Every line below that contains "this" is to be copied.

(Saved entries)
━━━━━━━━━━━━━━━━━━━━

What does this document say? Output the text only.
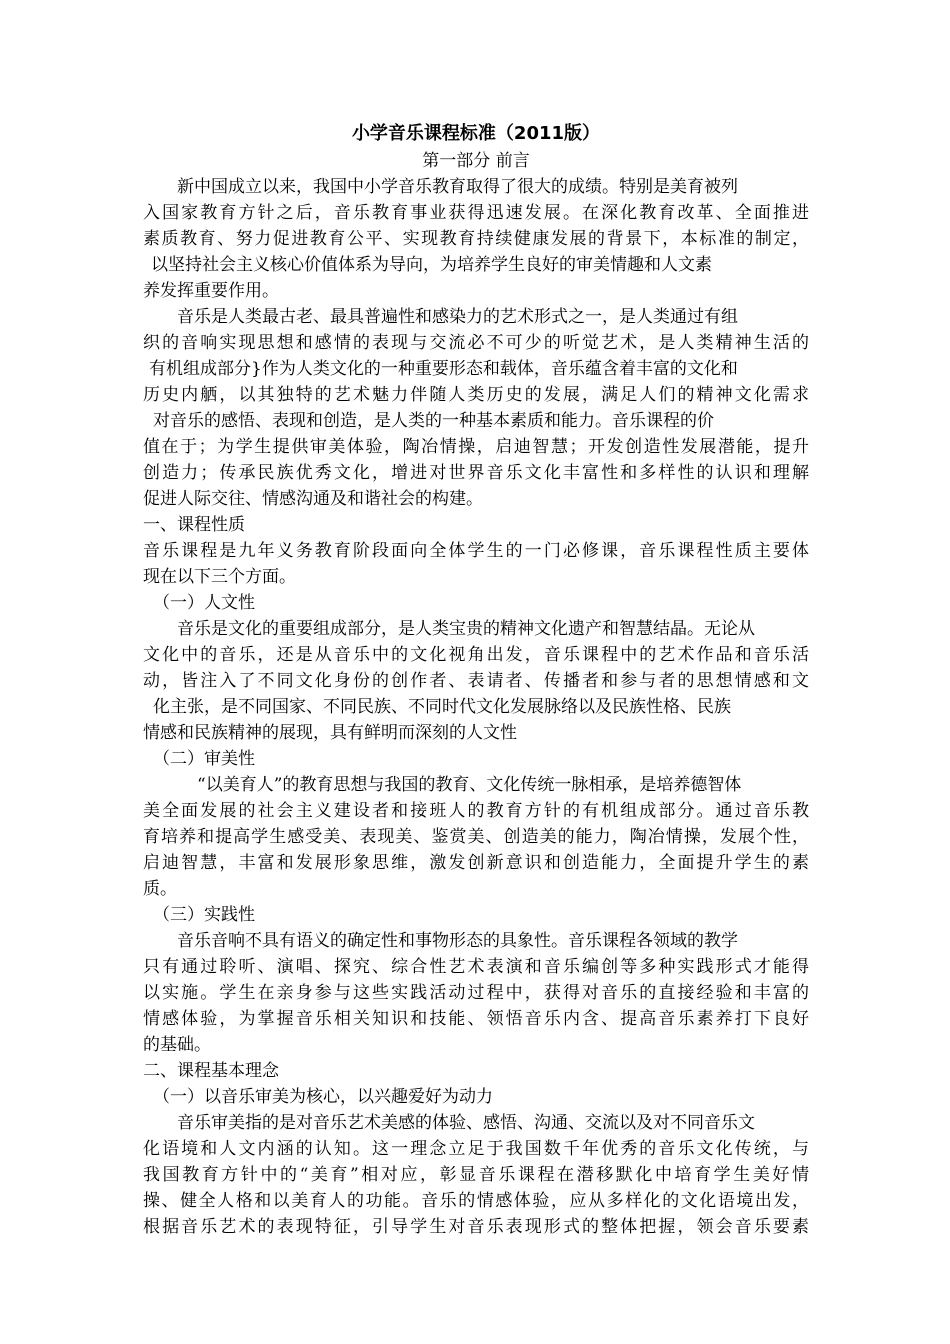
小学音乐课程标准（2011版）

第一部分 前言

新中国成立以来，我国中小学音乐教育取得了很大的成绩。特别是美育被列

入国家教育方针之后，音乐教育事业获得迅速发展。在深化教育改革、全面推进

素质教育、努力促进教育公平、实现教育持续健康发展的背景下，本标准的制定，

以坚持社会主义核心价值体系为导向，为培养学生良好的审美情趣和人文素

养发挥重要作用。

音乐是人类最古老、最具普遍性和感染力的艺术形式之一，是人类通过有组

织的音响实现思想和感情的表现与交流必不可少的听觉艺术，是人类精神生活的

有机组成部分}作为人类文化的一种重要形态和载体，音乐蕴含着丰富的文化和

历史内舾，以其独特的艺术魅力伴随人类历史的发展，满足人们的精神文化需求

对音乐的感悟、表现和创造，是人类的一种基本素质和能力。音乐课程的价

值在于；为学生提供审美体验，陶冶情操，启迪智慧；开发创造性发展潜能，提升

创造力；传承民族优秀文化，增进对世界音乐文化丰富性和多样性的认识和理解

促进人际交往、情感沟通及和谐社会的构建。

一、课程性质

音乐课程是九年义务教育阶段面向全体学生的一门必修课，音乐课程性质主要体

现在以下三个方面。

（一）人文性

音乐是文化的重要组成部分，是人类宝贵的精神文化遗产和智慧结晶。无论从

文化中的音乐，还是从音乐中的文化视角出发，音乐课程中的艺术作品和音乐活

动，皆注入了不同文化身份的创作者、表请者、传播者和参与者的思想情感和文

化主张，是不同国家、不同民族、不同时代文化发展脉络以及民族性格、民族

情感和民族精神的展现，具有鲜明而深刻的人文性

（二）审美性

“以美育人”的教育思想与我国的教育、文化传统一脉相承，是培养德智体

美全面发展的社会主义建设者和接班人的教育方针的有机组成部分。通过音乐教

育培养和提高学生感受美、表现美、鉴赏美、创造美的能力，陶冶情操，发展个性，

启迪智慧，丰富和发展形象思维，激发创新意识和创造能力，全面提升学生的素

质。

（三）实践性

音乐音响不具有语义的确定性和事物形态的具象性。音乐课程各领域的教学

只有通过聆听、演唱、探究、综合性艺术表演和音乐编创等多种实践形式才能得

以实施。学生在亲身参与这些实践活动过程中，获得对音乐的直接经验和丰富的

情感体验，为掌握音乐相关知识和技能、领悟音乐内含、提高音乐素养打下良好

的基础。

二、课程基本理念

（一）以音乐审美为核心，以兴趣爱好为动力

音乐审美指的是对音乐艺术美感的体验、感悟、沟通、交流以及对不同音乐文

化语境和人文内涵的认知。这一理念立足于我国数千年优秀的音乐文化传统，与

我国教育方针中的“美育”相对应，彰显音乐课程在潜移默化中培育学生美好情

操、健全人格和以美育人的功能。音乐的情感体验，应从多样化的文化语境出发，

根据音乐艺术的表现特征，引导学生对音乐表现形式的整体把握，领会音乐要素
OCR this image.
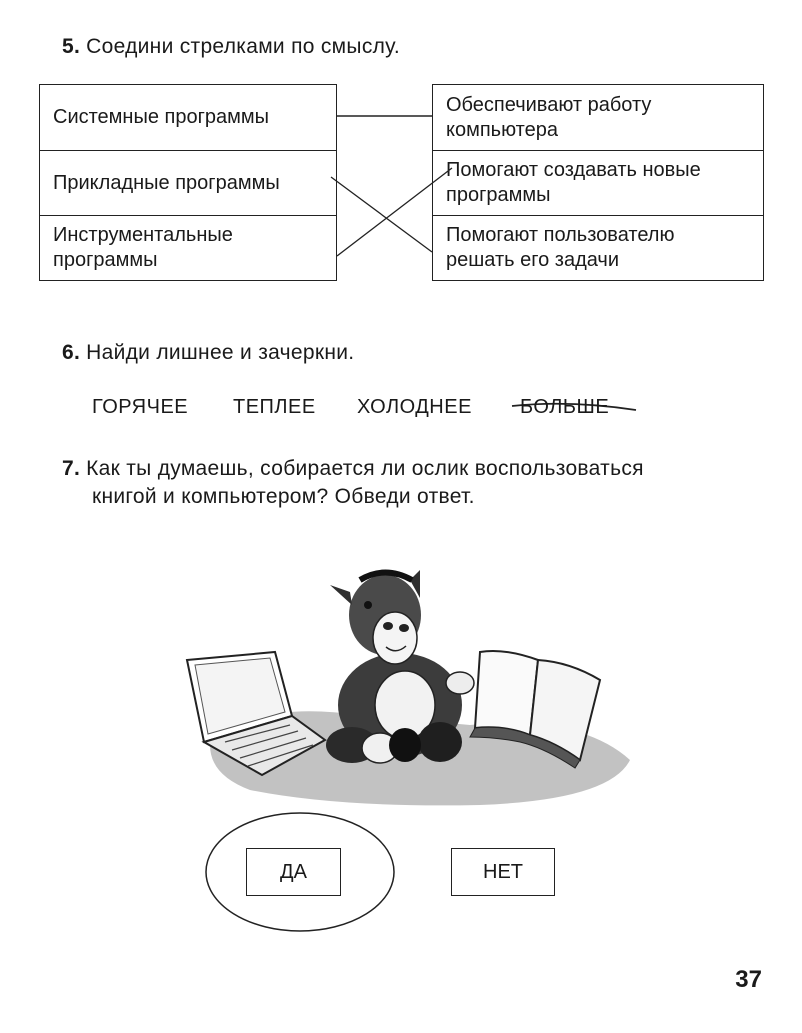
5. Соедини стрелками по смыслу.
Системные программы
Прикладные программы
Инструментальные программы
Обеспечивают работу компьютера
Помогают создавать новые программы
Помогают пользователю решать его задачи
6. Найди лишнее и зачеркни.
ГОРЯЧЕЕ ТЕПЛЕЕ ХОЛОДНЕЕ БОЛЬШЕ
7. Как ты думаешь, собирается ли ослик воспользоваться
книгой и компьютером? Обведи ответ.
ДА	НЕТ
37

━━━━━━━━━━━━━━━━━━━━

> Reply to the exercise:
What does this document say? Output the text only.
OCR this image.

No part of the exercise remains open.